━━━━━ Extrait retenu ━━━━━
Avant même la consultation, tout s’est accéléré. Un soir, en sortant du théâtre, je me suis rendu compte qu’il ne me reconnaissait plus. Alors que je le prenais par la main pour rentrer, il a dit à sa fille : « je ne peux pas partir, Carine m’attend ». Dans la voiture, il me répétait : « Il faut prévenir Carine, elle va être furieuse ». J’ai cru devenir folle : j’ai appelé son fils pour qu’il lui explique que j’étais bien là, avec lui. Je lui ai montré ma carte d’identité. Mais il ne comprenait pas. En pleurs, je l’ai emmené aux urgences. Là, ils ont conclu à un épisode confusionnel, le genre de choses qui peut arriver à n’importe qui. D’ailleurs, une fois à l’hôpital, mon mari était redevenu lui-même et ne comprenait pas ce qui lui était arrivé. Au scanner, toutefois, ils ont vu qu’il avait déjà fait un AVC… Ce n’est que plus tard, après un IRM, que le diagnostic Alzheimer a été posé.

Une colère sourde

Lui a continué sa vie comme si de rien n’était, il n’a d’ailleurs jamais voulu reconnaître qu’il avait un problème. Mais moi, je n’admettais pas du tout ce qui était en train de nous arriver. Je suis rentrée dans une très grosse colère contre lui.

A la maison, nous avions des discussions sans fin, parce que j’avais besoin de comprendre ce qui se passait, ce qu’il ressentait. Et lui était un vrai mur. Un mur contre lequel je me suis démolie. J’ai littéralement perdu le contrôle. J’avais quotidiennement les nerfs à vif, je lui hurlais sans cesse dessus. Le plus dur, c’était d’essayer d’avoir un discours rationnel avec lui. Je me suis retrouvée à lui expliquer pendant des heures pourquoi il était 20h du soir et pas 8h du matin. Mais rien à faire : impossible de le persuader qu’il se trompait.

A l’époque, j’avais l’impression qu’il se moquait de moi. J’avais beau lire tous les livres sur comment se comporter avec un patient Alzheimer, je n’arrivais pas à laisser tomber, à rester calme. Même si je savais qu’il était malade. Cela m’a fait énormément culpabiliser.
━━━━━
**Travail à faire:**
a) D'après l'extrait sur la maladie d'Alzheimer, qu'a révélé le scanner réalisé à l'hôpital ?
b) Recopiez fidèlement l'extrait sur la maladie d'Alzheimer depuis « A la maison, nous » jusqu'à « fait énormément culpabiliser. ».
c) Prolongez l'extrait sur la maladie d'Alzheimer au-delà de sa dernière phrase.
Les enregistrements constituent un matériau indépendant de l'extrait sur la maladie d'Alzheimer.
━━━━━ Enregistrements fournis ━━━━━
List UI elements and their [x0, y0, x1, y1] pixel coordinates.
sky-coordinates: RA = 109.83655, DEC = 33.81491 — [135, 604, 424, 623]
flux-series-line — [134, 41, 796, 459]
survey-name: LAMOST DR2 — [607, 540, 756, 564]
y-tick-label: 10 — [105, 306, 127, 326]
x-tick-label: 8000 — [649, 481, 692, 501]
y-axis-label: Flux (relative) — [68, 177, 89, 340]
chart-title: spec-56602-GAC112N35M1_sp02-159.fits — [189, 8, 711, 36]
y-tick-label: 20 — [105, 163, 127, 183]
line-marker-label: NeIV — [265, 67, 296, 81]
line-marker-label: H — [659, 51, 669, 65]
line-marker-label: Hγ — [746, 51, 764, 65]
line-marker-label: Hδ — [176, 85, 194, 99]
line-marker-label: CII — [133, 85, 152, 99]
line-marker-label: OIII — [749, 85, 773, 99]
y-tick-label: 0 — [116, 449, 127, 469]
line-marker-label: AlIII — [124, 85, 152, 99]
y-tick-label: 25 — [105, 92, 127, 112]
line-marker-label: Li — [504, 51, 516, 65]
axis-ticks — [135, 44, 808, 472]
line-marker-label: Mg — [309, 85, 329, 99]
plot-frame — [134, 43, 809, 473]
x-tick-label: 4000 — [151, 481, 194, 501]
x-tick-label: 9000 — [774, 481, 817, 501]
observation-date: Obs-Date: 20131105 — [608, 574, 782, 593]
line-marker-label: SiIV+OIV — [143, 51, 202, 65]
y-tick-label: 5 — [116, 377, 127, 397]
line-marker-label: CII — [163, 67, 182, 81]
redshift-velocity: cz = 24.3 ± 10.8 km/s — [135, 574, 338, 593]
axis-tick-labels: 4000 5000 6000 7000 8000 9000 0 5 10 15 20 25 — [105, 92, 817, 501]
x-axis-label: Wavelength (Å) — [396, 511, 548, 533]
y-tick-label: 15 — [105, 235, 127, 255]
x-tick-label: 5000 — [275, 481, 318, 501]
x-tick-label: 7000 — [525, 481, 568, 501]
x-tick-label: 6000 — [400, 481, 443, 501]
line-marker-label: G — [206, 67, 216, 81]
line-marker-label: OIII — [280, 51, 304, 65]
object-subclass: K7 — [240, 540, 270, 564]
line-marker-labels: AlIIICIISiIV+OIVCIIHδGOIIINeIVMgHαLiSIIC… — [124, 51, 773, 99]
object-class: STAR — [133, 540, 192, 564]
━━━━━
**Vos réponses:**
a) Le scanner a montré qu'il avait déjà fait un AVC.

b)
A la maison, nous avions des discussions sans fin, parce que j’avais besoin de comprendre ce qui se passait, ce qu’il ressentait. Et lui était un vrai mur. Un mur contre lequel je me suis démolie. J’ai littéralement perdu le contrôle. J’avais quotidiennement les nerfs à vif, je lui hurlais sans cesse dessus. Le plus dur, c’était d’essayer d’avoir un discours rationnel avec lui. Je me suis retrouvée à lui expliquer pendant des heures pourquoi il était 20h du soir et pas 8h du matin. Mais rien à faire : impossible de le persuader qu’il se trompait.

A l’époque, j’avais l’impression qu’il se moquait de moi. J’avais beau lire tous les livres sur comment se comporter avec un patient Alzheimer, je n’arrivais pas à laisser tomber, à rester calme. Même si je savais qu’il était malade. Cela m’a fait énormément culpabiliser.

c)
Faire face aux fugues

Mais le problème, très vite, a été de ne pas le perdre. Pendant un an, il a fait des aller-retour à Paris pour se rendre sur son lieu de travail. Puis il a commencé à rentrer en décalé, de plus en plus tard. Je lui ai acheté un téléphone portable, mais il n’arrivait pas à s’en servir.

Un soir, il n’est pas rentré. C’est son fils qui l’a trouvé dans la rue, près de son travail. Mon mari, lui, ne voyait toujours pas le problème : non, il ne s’était pas perdu, il savait très bien ce qu’il faisait ! C’est à ce moment-là que j’ai commencé à mettre des papiers avec son adresse dans ses poches.

Mais cinq à six mois après le diagnostic, c’est devenu ingérable. Il se perdait souvent et je ne trouvais pas de moyen sûr pour le localiser. J’ai fini par fermer la porte à clé quand je partais, en le laissant à la maison.

Un soir, en rentrant, j’ai découvert qu’il était parti par la fenêtre. Les pompiers l’ont retrouvé le lendemain soir seulement, après 24 heures sans boire ni manger, visiblement assis sur un banc. Il était déshydraté, il a dû être hospitalisé pendant dix jours. A l’hôpital, ils m’ont dit : « Il ne faut plus du tout qu’il arrive à se sauver ». « Mais comment je fais, moi ? » leur ai-je demandé. Ce à quoi ils m’ont répondu : « Vous mettez des barrières tout autour de chez vous. » J’habite un terrain ouvert avec des bois derrière. C’était techniquement et financièrement impossible. Et pour moi, ce n’était pas une solution. Alors petit à petit, j’ai mis en place un système de garde à domicile.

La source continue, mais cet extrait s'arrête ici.